# Given data start

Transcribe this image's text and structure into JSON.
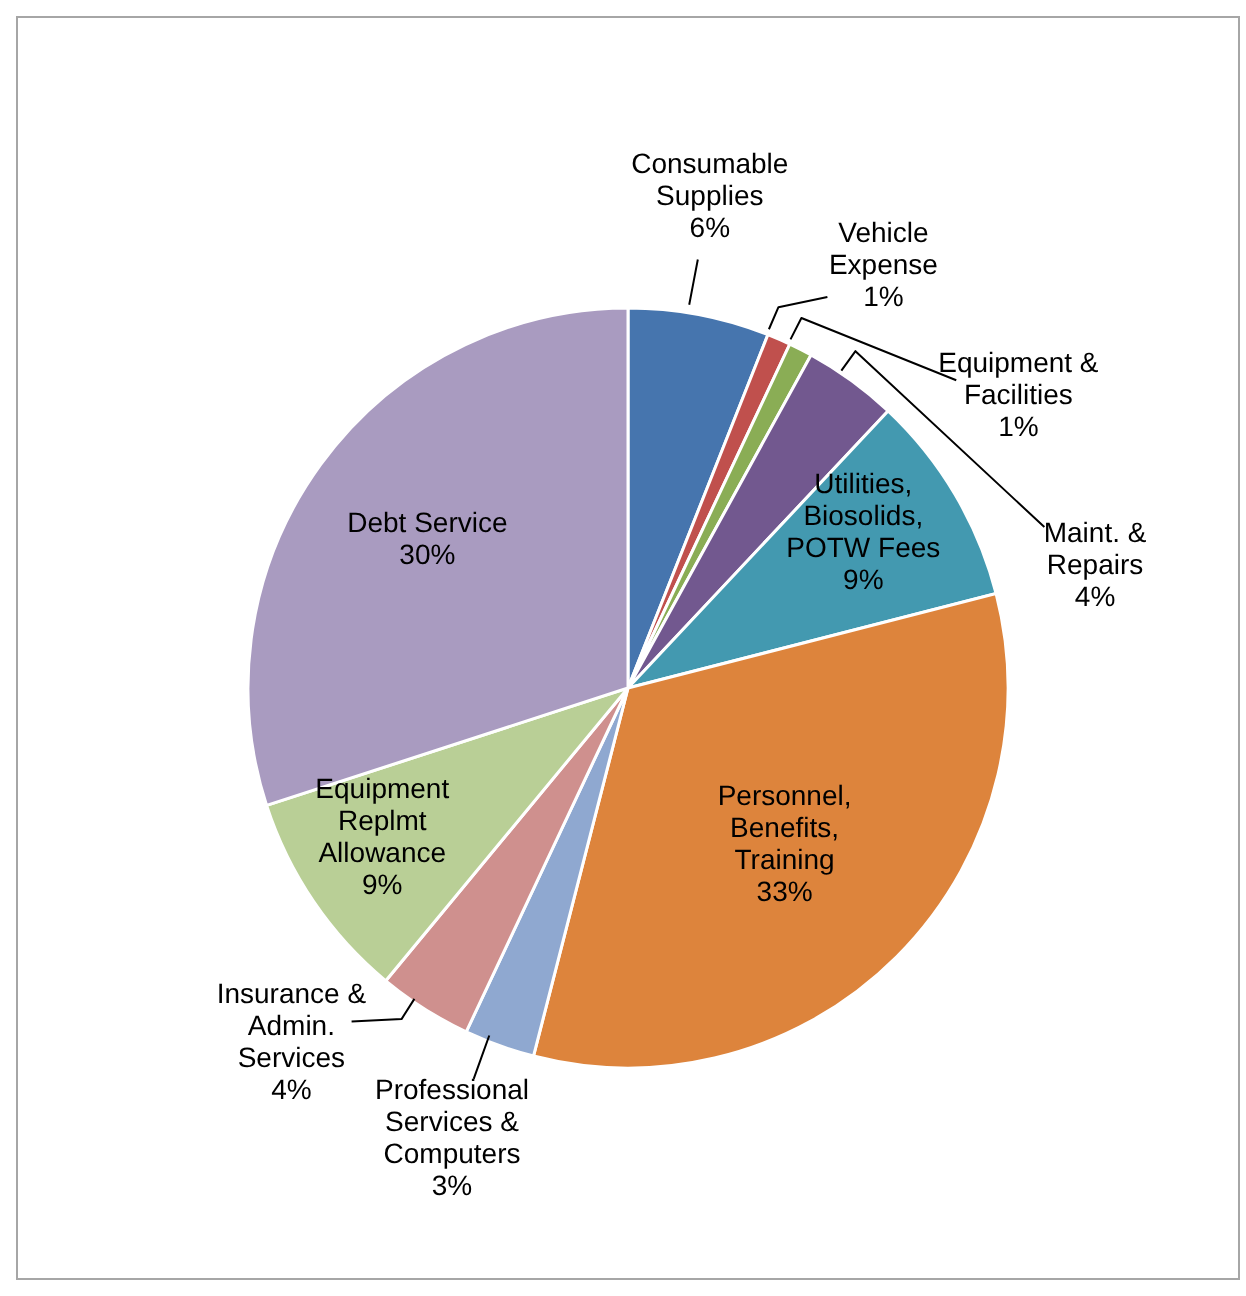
{
  "chart_data": {
    "type": "pie",
    "categories": [
      "Consumable Supplies",
      "Vehicle Expense",
      "Equipment & Facilities",
      "Maint. & Repairs",
      "Utilities, Biosolids, POTW Fees",
      "Personnel, Benefits, Training",
      "Professional Services & Computers",
      "Insurance & Admin. Services",
      "Equipment Replmt Allowance",
      "Debt Service"
    ],
    "values": [
      6,
      1,
      1,
      4,
      9,
      33,
      3,
      4,
      9,
      30
    ],
    "colors": [
      "#4675ae",
      "#c0504d",
      "#8aad55",
      "#72588f",
      "#4399b0",
      "#dd843c",
      "#8fa8d0",
      "#cf908e",
      "#b9cf96",
      "#a99bc0"
    ],
    "value_labels": [
      "6%",
      "1%",
      "1%",
      "4%",
      "9%",
      "33%",
      "3%",
      "4%",
      "9%",
      "30%"
    ],
    "legend": false
  }
}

# Given data end

» **The request**
Check each line of the records above for "Services", and copy those that have it.

» **Output of the task**
      "Professional Services & Computers",
      "Insurance & Admin. Services",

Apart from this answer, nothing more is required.